(Items from a dataset)
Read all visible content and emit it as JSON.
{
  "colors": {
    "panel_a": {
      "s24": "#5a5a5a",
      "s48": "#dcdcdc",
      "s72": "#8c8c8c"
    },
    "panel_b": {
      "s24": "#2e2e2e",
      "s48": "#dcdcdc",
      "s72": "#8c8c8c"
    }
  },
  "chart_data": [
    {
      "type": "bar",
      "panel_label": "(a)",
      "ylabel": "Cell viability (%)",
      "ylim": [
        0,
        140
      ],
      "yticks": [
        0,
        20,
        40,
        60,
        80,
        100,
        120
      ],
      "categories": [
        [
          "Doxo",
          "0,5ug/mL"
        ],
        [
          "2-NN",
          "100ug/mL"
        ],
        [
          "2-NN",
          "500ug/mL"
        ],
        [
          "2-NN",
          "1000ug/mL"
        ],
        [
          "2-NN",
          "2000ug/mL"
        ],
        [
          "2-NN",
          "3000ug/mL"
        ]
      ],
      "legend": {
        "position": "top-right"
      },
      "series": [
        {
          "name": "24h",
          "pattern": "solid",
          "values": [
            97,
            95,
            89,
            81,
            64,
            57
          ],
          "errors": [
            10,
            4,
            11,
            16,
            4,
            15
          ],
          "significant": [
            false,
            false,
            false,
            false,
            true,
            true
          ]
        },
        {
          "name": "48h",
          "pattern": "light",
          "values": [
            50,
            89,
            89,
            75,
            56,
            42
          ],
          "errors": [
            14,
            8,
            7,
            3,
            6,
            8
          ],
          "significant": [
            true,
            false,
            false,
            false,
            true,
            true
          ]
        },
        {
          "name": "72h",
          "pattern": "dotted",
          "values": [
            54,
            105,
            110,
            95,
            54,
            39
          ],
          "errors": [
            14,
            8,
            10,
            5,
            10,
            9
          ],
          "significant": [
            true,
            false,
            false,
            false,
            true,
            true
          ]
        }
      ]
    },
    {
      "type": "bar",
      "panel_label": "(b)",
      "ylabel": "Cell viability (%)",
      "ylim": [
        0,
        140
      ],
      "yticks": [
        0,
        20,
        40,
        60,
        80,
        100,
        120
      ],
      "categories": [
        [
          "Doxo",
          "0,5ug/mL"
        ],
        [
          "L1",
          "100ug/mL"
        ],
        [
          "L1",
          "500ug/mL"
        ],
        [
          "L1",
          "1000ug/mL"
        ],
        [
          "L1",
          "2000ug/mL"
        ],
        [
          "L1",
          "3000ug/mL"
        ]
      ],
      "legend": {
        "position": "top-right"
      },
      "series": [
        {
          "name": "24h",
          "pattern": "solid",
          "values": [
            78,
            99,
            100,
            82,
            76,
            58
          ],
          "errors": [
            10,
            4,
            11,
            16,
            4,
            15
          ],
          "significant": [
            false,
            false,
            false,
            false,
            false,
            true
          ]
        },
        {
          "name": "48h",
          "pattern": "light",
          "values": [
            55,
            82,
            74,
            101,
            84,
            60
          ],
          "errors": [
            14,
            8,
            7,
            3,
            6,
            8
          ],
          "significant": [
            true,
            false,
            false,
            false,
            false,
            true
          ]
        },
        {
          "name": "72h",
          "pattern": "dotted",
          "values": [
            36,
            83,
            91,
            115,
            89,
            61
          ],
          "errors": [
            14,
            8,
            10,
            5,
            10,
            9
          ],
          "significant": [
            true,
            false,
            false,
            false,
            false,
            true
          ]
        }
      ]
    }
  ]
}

What is being asked - Reproduce the material above without altering a single character.

Answer for this exercise -
Read all visible content and emit it as JSON.
{
  "colors": {
    "panel_a": {
      "s24": "#5a5a5a",
      "s48": "#dcdcdc",
      "s72": "#8c8c8c"
    },
    "panel_b": {
      "s24": "#2e2e2e",
      "s48": "#dcdcdc",
      "s72": "#8c8c8c"
    }
  },
  "chart_data": [
    {
      "type": "bar",
      "panel_label": "(a)",
      "ylabel": "Cell viability (%)",
      "ylim": [
        0,
        140
      ],
      "yticks": [
        0,
        20,
        40,
        60,
        80,
        100,
        120
      ],
      "categories": [
        [
          "Doxo",
          "0,5ug/mL"
        ],
        [
          "2-NN",
          "100ug/mL"
        ],
        [
          "2-NN",
          "500ug/mL"
        ],
        [
          "2-NN",
          "1000ug/mL"
        ],
        [
          "2-NN",
          "2000ug/mL"
        ],
        [
          "2-NN",
          "3000ug/mL"
        ]
      ],
      "legend": {
        "position": "top-right"
      },
      "series": [
        {
          "name": "24h",
          "pattern": "solid",
          "values": [
            97,
            95,
            89,
            81,
            64,
            57
          ],
          "errors": [
            10,
            4,
            11,
            16,
            4,
            15
          ],
          "significant": [
            false,
            false,
            false,
            false,
            true,
            true
          ]
        },
        {
          "name": "48h",
          "pattern": "light",
          "values": [
            50,
            89,
            89,
            75,
            56,
            42
          ],
          "errors": [
            14,
            8,
            7,
            3,
            6,
            8
          ],
          "significant": [
            true,
            false,
            false,
            false,
            true,
            true
          ]
        },
        {
          "name": "72h",
          "pattern": "dotted",
          "values": [
            54,
            105,
            110,
            95,
            54,
            39
          ],
          "errors": [
            14,
            8,
            10,
            5,
            10,
            9
          ],
          "significant": [
            true,
            false,
            false,
            false,
            true,
            true
          ]
        }
      ]
    },
    {
      "type": "bar",
      "panel_label": "(b)",
      "ylabel": "Cell viability (%)",
      "ylim": [
        0,
        140
      ],
      "yticks": [
        0,
        20,
        40,
        60,
        80,
        100,
        120
      ],
      "categories": [
        [
          "Doxo",
          "0,5ug/mL"
        ],
        [
          "L1",
          "100ug/mL"
        ],
        [
          "L1",
          "500ug/mL"
        ],
        [
          "L1",
          "1000ug/mL"
        ],
        [
          "L1",
          "2000ug/mL"
        ],
        [
          "L1",
          "3000ug/mL"
        ]
      ],
      "legend": {
        "position": "top-right"
      },
      "series": [
        {
          "name": "24h",
          "pattern": "solid",
          "values": [
            78,
            99,
            100,
            82,
            76,
            58
          ],
          "errors": [
            10,
            4,
            11,
            16,
            4,
            15
          ],
          "significant": [
            false,
            false,
            false,
            false,
            false,
            true
          ]
        },
        {
          "name": "48h",
          "pattern": "light",
          "values": [
            55,
            82,
            74,
            101,
            84,
            60
          ],
          "errors": [
            14,
            8,
            7,
            3,
            6,
            8
          ],
          "significant": [
            true,
            false,
            false,
            false,
            false,
            true
          ]
        },
        {
          "name": "72h",
          "pattern": "dotted",
          "values": [
            36,
            83,
            91,
            115,
            89,
            61
          ],
          "errors": [
            14,
            8,
            10,
            5,
            10,
            9
          ],
          "significant": [
            true,
            false,
            false,
            false,
            false,
            true
          ]
        }
      ]
    }
  ]
}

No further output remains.